▶ **DIRECTIVE**
Reproduce all records verbatim.

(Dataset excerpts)
##########

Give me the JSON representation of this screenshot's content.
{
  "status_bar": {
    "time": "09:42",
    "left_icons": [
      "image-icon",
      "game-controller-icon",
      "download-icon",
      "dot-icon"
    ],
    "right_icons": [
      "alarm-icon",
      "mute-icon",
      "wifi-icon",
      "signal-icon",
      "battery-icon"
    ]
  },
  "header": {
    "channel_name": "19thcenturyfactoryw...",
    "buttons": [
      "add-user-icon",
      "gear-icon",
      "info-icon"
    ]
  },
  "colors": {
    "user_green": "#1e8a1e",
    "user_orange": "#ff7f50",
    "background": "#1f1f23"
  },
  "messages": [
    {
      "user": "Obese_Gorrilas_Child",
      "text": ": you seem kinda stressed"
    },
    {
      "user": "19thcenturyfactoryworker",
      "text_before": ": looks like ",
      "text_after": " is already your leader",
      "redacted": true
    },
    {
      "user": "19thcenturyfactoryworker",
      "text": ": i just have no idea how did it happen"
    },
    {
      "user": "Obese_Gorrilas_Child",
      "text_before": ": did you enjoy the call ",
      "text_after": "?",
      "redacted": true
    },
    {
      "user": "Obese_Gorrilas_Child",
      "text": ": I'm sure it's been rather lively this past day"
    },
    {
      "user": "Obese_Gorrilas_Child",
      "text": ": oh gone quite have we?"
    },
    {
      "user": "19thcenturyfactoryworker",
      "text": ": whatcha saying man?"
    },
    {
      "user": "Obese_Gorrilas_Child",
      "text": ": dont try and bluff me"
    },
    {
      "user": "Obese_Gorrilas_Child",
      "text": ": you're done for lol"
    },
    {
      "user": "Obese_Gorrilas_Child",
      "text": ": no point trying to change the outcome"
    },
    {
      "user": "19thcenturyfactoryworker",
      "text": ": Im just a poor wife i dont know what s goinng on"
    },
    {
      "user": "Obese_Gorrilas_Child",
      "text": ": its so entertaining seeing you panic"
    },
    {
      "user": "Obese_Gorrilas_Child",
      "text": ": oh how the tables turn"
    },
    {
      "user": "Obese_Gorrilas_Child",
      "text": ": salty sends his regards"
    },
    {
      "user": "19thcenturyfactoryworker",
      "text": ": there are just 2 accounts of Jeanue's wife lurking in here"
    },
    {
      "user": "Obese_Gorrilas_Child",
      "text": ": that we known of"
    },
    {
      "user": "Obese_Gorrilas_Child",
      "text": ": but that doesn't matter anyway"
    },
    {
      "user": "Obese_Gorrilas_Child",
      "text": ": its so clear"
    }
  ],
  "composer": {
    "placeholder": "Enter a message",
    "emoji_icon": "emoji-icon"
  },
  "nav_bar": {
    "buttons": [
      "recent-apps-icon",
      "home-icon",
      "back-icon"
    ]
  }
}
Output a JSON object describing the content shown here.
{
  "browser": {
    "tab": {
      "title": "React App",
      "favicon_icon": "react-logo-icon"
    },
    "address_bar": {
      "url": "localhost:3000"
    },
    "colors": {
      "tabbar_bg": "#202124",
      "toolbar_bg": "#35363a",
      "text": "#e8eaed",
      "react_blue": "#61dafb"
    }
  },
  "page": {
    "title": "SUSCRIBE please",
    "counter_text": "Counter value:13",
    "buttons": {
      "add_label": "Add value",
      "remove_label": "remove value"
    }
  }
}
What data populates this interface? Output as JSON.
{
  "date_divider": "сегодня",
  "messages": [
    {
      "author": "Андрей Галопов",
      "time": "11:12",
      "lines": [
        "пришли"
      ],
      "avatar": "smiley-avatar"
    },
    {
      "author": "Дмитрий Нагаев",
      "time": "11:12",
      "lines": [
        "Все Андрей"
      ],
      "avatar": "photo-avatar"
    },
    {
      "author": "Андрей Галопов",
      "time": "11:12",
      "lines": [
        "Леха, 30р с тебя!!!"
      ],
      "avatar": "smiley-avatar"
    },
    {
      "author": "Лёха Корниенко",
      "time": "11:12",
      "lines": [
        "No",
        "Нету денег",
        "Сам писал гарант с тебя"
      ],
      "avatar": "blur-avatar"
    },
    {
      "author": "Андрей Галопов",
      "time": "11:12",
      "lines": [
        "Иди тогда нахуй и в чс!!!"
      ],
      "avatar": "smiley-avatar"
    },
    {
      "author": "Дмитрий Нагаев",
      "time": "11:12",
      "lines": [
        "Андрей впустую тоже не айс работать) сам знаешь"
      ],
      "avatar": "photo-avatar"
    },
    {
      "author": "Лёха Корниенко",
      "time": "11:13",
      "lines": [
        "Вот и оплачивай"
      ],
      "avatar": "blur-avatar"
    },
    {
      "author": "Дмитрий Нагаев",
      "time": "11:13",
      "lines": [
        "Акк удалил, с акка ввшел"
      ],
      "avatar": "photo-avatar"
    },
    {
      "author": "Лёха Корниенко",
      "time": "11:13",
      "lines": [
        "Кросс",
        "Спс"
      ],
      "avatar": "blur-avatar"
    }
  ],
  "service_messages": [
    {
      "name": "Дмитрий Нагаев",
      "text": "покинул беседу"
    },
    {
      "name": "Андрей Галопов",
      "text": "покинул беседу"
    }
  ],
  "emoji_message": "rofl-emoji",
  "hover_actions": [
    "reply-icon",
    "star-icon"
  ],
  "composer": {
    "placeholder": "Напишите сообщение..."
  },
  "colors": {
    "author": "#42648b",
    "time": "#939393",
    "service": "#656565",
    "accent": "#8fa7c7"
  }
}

##########

▶ **REPLY**
Give me the JSON representation of this screenshot's content.
{
  "status_bar": {
    "time": "09:42",
    "left_icons": [
      "image-icon",
      "game-controller-icon",
      "download-icon",
      "dot-icon"
    ],
    "right_icons": [
      "alarm-icon",
      "mute-icon",
      "wifi-icon",
      "signal-icon",
      "battery-icon"
    ]
  },
  "header": {
    "channel_name": "19thcenturyfactoryw...",
    "buttons": [
      "add-user-icon",
      "gear-icon",
      "info-icon"
    ]
  },
  "colors": {
    "user_green": "#1e8a1e",
    "user_orange": "#ff7f50",
    "background": "#1f1f23"
  },
  "messages": [
    {
      "user": "Obese_Gorrilas_Child",
      "text": ": you seem kinda stressed"
    },
    {
      "user": "19thcenturyfactoryworker",
      "text_before": ": looks like ",
      "text_after": " is already your leader",
      "redacted": true
    },
    {
      "user": "19thcenturyfactoryworker",
      "text": ": i just have no idea how did it happen"
    },
    {
      "user": "Obese_Gorrilas_Child",
      "text_before": ": did you enjoy the call ",
      "text_after": "?",
      "redacted": true
    },
    {
      "user": "Obese_Gorrilas_Child",
      "text": ": I'm sure it's been rather lively this past day"
    },
    {
      "user": "Obese_Gorrilas_Child",
      "text": ": oh gone quite have we?"
    },
    {
      "user": "19thcenturyfactoryworker",
      "text": ": whatcha saying man?"
    },
    {
      "user": "Obese_Gorrilas_Child",
      "text": ": dont try and bluff me"
    },
    {
      "user": "Obese_Gorrilas_Child",
      "text": ": you're done for lol"
    },
    {
      "user": "Obese_Gorrilas_Child",
      "text": ": no point trying to change the outcome"
    },
    {
      "user": "19thcenturyfactoryworker",
      "text": ": Im just a poor wife i dont know what s goinng on"
    },
    {
      "user": "Obese_Gorrilas_Child",
      "text": ": its so entertaining seeing you panic"
    },
    {
      "user": "Obese_Gorrilas_Child",
      "text": ": oh how the tables turn"
    },
    {
      "user": "Obese_Gorrilas_Child",
      "text": ": salty sends his regards"
    },
    {
      "user": "19thcenturyfactoryworker",
      "text": ": there are just 2 accounts of Jeanue's wife lurking in here"
    },
    {
      "user": "Obese_Gorrilas_Child",
      "text": ": that we known of"
    },
    {
      "user": "Obese_Gorrilas_Child",
      "text": ": but that doesn't matter anyway"
    },
    {
      "user": "Obese_Gorrilas_Child",
      "text": ": its so clear"
    }
  ],
  "composer": {
    "placeholder": "Enter a message",
    "emoji_icon": "emoji-icon"
  },
  "nav_bar": {
    "buttons": [
      "recent-apps-icon",
      "home-icon",
      "back-icon"
    ]
  }
}
Output a JSON object describing the content shown here.
{
  "browser": {
    "tab": {
      "title": "React App",
      "favicon_icon": "react-logo-icon"
    },
    "address_bar": {
      "url": "localhost:3000"
    },
    "colors": {
      "tabbar_bg": "#202124",
      "toolbar_bg": "#35363a",
      "text": "#e8eaed",
      "react_blue": "#61dafb"
    }
  },
  "page": {
    "title": "SUSCRIBE please",
    "counter_text": "Counter value:13",
    "buttons": {
      "add_label": "Add value",
      "remove_label": "remove value"
    }
  }
}
What data populates this interface? Output as JSON.
{
  "date_divider": "сегодня",
  "messages": [
    {
      "author": "Андрей Галопов",
      "time": "11:12",
      "lines": [
        "пришли"
      ],
      "avatar": "smiley-avatar"
    },
    {
      "author": "Дмитрий Нагаев",
      "time": "11:12",
      "lines": [
        "Все Андрей"
      ],
      "avatar": "photo-avatar"
    },
    {
      "author": "Андрей Галопов",
      "time": "11:12",
      "lines": [
        "Леха, 30р с тебя!!!"
      ],
      "avatar": "smiley-avatar"
    },
    {
      "author": "Лёха Корниенко",
      "time": "11:12",
      "lines": [
        "No",
        "Нету денег",
        "Сам писал гарант с тебя"
      ],
      "avatar": "blur-avatar"
    },
    {
      "author": "Андрей Галопов",
      "time": "11:12",
      "lines": [
        "Иди тогда нахуй и в чс!!!"
      ],
      "avatar": "smiley-avatar"
    },
    {
      "author": "Дмитрий Нагаев",
      "time": "11:12",
      "lines": [
        "Андрей впустую тоже не айс работать) сам знаешь"
      ],
      "avatar": "photo-avatar"
    },
    {
      "author": "Лёха Корниенко",
      "time": "11:13",
      "lines": [
        "Вот и оплачивай"
      ],
      "avatar": "blur-avatar"
    },
    {
      "author": "Дмитрий Нагаев",
      "time": "11:13",
      "lines": [
        "Акк удалил, с акка ввшел"
      ],
      "avatar": "photo-avatar"
    },
    {
      "author": "Лёха Корниенко",
      "time": "11:13",
      "lines": [
        "Кросс",
        "Спс"
      ],
      "avatar": "blur-avatar"
    }
  ],
  "service_messages": [
    {
      "name": "Дмитрий Нагаев",
      "text": "покинул беседу"
    },
    {
      "name": "Андрей Галопов",
      "text": "покинул беседу"
    }
  ],
  "emoji_message": "rofl-emoji",
  "hover_actions": [
    "reply-icon",
    "star-icon"
  ],
  "composer": {
    "placeholder": "Напишите сообщение..."
  },
  "colors": {
    "author": "#42648b",
    "time": "#939393",
    "service": "#656565",
    "accent": "#8fa7c7"
  }
}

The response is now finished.